*Work instructions*. The answer must be every line of the records below that holds the word "Deaths".

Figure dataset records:
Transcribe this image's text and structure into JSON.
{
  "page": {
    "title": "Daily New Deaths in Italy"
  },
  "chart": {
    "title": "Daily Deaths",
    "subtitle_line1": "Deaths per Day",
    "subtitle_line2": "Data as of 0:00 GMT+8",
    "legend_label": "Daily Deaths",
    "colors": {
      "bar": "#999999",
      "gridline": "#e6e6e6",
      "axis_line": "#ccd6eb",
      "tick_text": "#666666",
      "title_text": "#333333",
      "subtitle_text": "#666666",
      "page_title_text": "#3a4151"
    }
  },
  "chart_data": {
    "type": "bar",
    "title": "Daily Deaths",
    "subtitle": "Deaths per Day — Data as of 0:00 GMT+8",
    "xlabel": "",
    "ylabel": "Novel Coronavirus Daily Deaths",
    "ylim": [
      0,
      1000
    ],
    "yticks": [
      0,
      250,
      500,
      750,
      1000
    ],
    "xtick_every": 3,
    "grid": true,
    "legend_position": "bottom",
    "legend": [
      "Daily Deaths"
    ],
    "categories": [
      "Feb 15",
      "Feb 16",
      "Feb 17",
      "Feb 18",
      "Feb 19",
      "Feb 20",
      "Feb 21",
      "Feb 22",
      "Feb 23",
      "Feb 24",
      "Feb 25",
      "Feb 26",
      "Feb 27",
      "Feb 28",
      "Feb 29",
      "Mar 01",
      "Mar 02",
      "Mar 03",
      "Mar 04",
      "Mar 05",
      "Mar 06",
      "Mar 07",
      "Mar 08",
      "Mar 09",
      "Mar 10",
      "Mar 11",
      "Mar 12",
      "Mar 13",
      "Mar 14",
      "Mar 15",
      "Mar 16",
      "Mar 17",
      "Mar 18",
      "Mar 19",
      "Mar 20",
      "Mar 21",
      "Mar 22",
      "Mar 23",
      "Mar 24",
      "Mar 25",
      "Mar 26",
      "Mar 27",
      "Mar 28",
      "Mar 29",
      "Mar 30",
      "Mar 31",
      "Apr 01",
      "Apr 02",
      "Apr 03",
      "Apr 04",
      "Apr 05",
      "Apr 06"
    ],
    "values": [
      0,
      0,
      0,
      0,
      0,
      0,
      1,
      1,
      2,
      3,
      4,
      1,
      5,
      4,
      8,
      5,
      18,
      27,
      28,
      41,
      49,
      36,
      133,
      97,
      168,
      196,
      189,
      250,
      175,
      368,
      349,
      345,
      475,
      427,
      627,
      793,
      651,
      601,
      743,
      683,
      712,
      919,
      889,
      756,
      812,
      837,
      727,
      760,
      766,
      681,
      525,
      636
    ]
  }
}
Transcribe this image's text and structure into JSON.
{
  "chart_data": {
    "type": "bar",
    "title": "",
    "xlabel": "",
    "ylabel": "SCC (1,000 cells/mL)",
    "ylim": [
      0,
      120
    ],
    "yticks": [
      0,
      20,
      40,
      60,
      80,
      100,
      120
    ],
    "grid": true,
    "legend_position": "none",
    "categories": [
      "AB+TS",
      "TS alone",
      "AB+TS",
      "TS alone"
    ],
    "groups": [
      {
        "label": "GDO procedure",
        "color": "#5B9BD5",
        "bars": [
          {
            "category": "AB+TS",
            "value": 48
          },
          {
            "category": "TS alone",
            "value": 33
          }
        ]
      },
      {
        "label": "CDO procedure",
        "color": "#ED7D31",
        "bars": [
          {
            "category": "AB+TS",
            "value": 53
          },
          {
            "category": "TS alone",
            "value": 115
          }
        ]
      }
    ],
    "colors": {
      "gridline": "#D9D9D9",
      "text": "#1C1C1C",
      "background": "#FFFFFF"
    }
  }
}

*Response to the task*.
    "title": "Daily New Deaths in Italy"
    "title": "Daily Deaths",
    "subtitle_line1": "Deaths per Day",
    "legend_label": "Daily Deaths",
    "title": "Daily Deaths",
    "subtitle": "Deaths per Day — Data as of 0:00 GMT+8",
    "ylabel": "Novel Coronavirus Daily Deaths",
      "Daily Deaths"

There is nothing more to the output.